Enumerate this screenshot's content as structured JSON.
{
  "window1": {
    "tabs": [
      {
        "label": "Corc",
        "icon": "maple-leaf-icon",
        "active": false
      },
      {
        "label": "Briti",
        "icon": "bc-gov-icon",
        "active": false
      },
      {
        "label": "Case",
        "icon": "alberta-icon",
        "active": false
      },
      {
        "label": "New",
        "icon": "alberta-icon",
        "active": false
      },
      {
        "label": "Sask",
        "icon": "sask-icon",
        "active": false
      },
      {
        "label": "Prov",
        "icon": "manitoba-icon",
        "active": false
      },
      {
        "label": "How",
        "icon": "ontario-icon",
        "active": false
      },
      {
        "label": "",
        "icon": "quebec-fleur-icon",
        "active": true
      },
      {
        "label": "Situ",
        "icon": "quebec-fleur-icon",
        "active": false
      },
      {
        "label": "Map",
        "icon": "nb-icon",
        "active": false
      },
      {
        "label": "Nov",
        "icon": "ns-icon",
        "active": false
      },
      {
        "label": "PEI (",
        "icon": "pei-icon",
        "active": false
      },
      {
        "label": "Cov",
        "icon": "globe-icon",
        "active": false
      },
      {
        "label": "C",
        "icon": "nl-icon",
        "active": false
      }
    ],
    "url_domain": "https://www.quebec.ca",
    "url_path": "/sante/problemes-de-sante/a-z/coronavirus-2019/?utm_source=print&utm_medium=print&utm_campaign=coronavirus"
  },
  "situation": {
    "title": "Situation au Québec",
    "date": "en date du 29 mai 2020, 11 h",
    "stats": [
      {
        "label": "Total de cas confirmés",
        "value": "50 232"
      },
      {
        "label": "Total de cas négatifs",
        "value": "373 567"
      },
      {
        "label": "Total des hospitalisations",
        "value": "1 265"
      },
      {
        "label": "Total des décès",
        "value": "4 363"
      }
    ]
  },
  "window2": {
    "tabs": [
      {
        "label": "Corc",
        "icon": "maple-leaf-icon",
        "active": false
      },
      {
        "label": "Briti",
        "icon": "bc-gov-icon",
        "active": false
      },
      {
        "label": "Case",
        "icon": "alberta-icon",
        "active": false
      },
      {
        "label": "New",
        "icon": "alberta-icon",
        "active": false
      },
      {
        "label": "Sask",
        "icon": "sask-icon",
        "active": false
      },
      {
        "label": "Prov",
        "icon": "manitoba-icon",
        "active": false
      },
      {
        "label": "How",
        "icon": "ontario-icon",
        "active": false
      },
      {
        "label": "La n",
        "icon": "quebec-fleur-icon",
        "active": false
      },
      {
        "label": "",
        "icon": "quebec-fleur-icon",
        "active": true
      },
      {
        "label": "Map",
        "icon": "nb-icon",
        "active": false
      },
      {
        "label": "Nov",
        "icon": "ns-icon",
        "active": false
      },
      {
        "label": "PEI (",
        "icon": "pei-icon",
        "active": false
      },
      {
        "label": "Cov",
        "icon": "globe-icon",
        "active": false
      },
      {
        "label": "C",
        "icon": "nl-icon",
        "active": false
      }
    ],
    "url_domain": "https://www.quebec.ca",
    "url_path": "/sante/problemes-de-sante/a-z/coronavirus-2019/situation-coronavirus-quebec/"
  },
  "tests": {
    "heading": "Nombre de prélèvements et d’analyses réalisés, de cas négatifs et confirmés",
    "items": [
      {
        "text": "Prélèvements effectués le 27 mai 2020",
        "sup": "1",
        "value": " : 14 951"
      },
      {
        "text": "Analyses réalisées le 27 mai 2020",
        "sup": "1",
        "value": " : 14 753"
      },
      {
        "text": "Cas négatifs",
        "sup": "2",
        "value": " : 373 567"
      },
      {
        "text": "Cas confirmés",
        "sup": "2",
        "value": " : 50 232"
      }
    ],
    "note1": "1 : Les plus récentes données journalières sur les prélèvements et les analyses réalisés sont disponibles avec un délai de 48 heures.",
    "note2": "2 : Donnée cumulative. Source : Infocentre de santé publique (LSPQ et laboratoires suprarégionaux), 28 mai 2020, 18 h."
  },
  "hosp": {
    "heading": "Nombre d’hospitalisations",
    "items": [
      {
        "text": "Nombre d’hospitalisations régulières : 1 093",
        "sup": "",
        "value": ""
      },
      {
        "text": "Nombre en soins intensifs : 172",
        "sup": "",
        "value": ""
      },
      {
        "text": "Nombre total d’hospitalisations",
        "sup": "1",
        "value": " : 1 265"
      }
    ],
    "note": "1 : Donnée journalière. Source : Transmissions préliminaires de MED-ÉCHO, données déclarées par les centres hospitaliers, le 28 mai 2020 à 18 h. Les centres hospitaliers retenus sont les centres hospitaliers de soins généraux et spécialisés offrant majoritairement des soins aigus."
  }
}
...
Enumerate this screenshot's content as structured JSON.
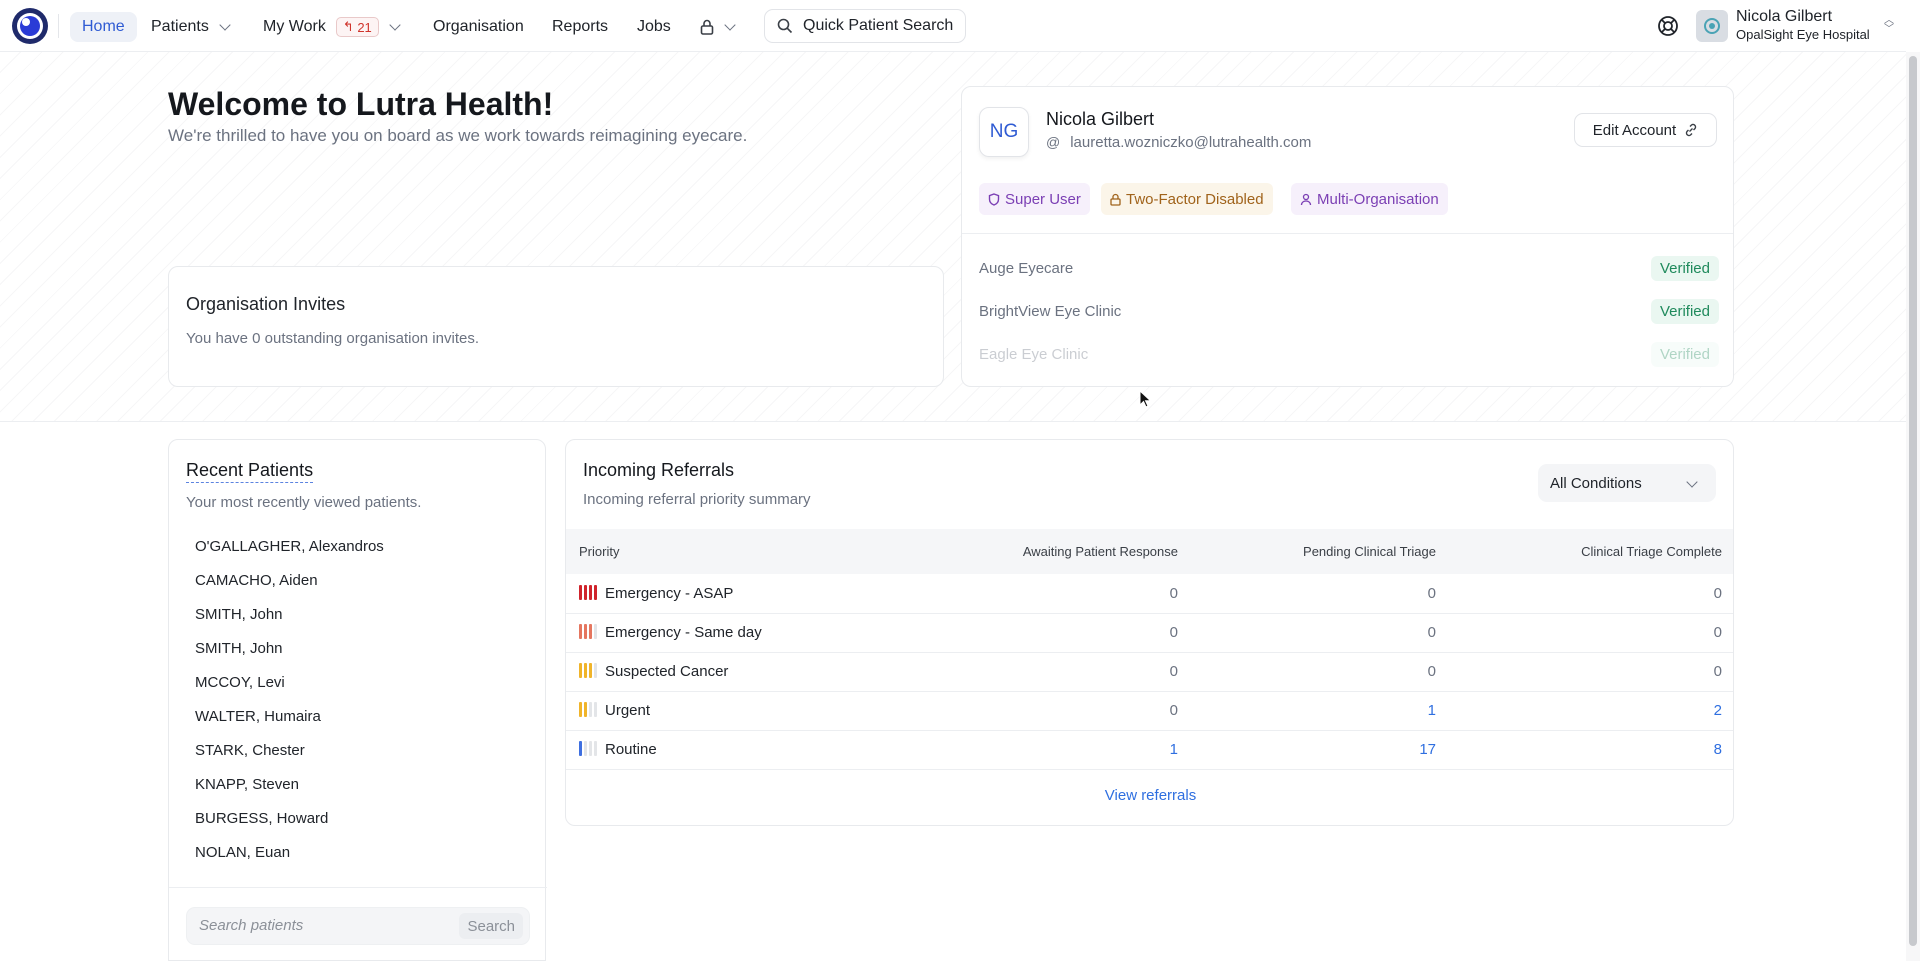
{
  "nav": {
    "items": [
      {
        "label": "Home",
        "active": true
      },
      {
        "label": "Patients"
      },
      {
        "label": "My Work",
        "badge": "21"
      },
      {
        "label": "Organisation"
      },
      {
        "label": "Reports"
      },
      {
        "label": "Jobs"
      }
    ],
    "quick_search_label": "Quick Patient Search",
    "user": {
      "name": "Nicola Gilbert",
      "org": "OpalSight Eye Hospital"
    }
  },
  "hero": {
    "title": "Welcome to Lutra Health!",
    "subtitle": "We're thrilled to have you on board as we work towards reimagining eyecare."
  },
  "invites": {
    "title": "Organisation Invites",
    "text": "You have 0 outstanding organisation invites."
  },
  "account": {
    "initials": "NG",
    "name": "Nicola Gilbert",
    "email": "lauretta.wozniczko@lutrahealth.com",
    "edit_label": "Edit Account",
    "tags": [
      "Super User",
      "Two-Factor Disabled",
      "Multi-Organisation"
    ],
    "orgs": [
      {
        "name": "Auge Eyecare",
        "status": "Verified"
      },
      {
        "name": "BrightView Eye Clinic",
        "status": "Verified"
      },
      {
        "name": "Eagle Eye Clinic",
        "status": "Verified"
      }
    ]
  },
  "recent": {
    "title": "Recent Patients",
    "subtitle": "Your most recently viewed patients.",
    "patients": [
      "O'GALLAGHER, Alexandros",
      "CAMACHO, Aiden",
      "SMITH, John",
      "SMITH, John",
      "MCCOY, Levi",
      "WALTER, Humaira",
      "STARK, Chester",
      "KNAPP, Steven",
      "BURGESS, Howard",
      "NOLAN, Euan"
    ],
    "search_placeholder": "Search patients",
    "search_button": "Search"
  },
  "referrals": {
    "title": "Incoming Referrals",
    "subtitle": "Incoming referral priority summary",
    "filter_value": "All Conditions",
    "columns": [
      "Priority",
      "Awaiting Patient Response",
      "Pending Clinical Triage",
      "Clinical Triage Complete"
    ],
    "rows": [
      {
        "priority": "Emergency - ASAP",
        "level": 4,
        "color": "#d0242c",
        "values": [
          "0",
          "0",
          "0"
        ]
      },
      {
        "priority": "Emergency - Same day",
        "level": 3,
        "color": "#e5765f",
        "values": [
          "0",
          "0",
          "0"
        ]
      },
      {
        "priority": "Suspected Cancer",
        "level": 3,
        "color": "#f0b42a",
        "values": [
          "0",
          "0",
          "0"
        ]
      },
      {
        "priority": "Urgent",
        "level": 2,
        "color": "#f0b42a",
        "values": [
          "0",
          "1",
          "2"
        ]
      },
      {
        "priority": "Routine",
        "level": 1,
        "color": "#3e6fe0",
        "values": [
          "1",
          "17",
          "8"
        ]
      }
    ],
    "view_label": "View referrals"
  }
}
==
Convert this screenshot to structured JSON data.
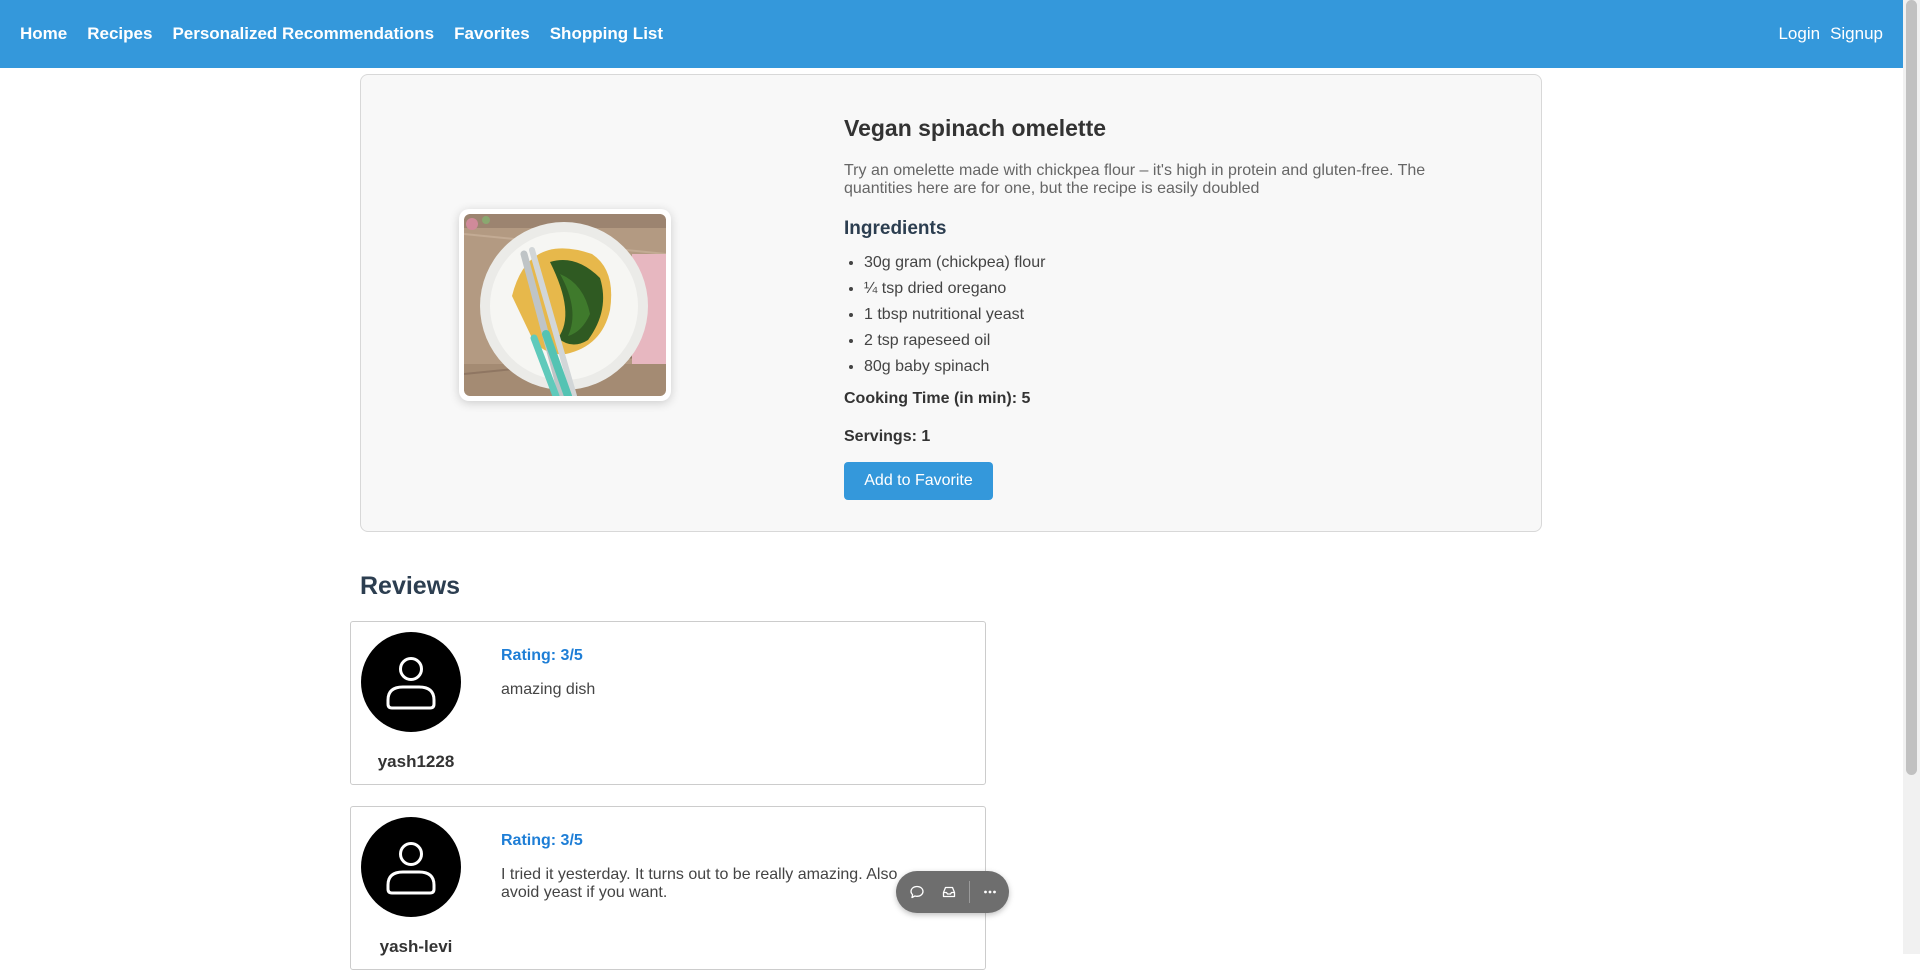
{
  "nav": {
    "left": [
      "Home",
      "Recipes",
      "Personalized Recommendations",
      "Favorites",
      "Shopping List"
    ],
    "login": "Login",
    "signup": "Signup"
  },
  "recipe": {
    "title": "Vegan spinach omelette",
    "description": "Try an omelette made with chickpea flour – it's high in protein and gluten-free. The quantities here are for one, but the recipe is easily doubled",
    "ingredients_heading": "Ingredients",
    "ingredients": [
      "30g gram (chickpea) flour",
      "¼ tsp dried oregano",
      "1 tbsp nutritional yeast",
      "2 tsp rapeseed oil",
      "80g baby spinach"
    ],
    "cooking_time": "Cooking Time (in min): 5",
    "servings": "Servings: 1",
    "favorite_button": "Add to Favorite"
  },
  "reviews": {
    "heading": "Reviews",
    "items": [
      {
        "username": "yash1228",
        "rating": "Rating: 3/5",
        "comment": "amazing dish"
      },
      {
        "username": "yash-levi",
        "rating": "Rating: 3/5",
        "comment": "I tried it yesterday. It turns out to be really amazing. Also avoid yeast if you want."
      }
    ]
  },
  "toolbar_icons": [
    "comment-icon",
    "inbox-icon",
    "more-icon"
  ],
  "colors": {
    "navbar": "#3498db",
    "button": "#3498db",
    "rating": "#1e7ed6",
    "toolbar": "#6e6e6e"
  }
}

EXERCISE OBJECTIVE ▸ Please find, in the entries above, every line where "Nombre" occurs, and copy it.

EXERCISE RESPONSE ▸
    "heading": "Nombre de prélèvements et d’analyses réalisés, de cas négatifs et confirmés",
    "heading": "Nombre d’hospitalisations",
        "text": "Nombre d’hospitalisations régulières : 1 093",
        "text": "Nombre en soins intensifs : 172",
        "text": "Nombre total d’hospitalisations",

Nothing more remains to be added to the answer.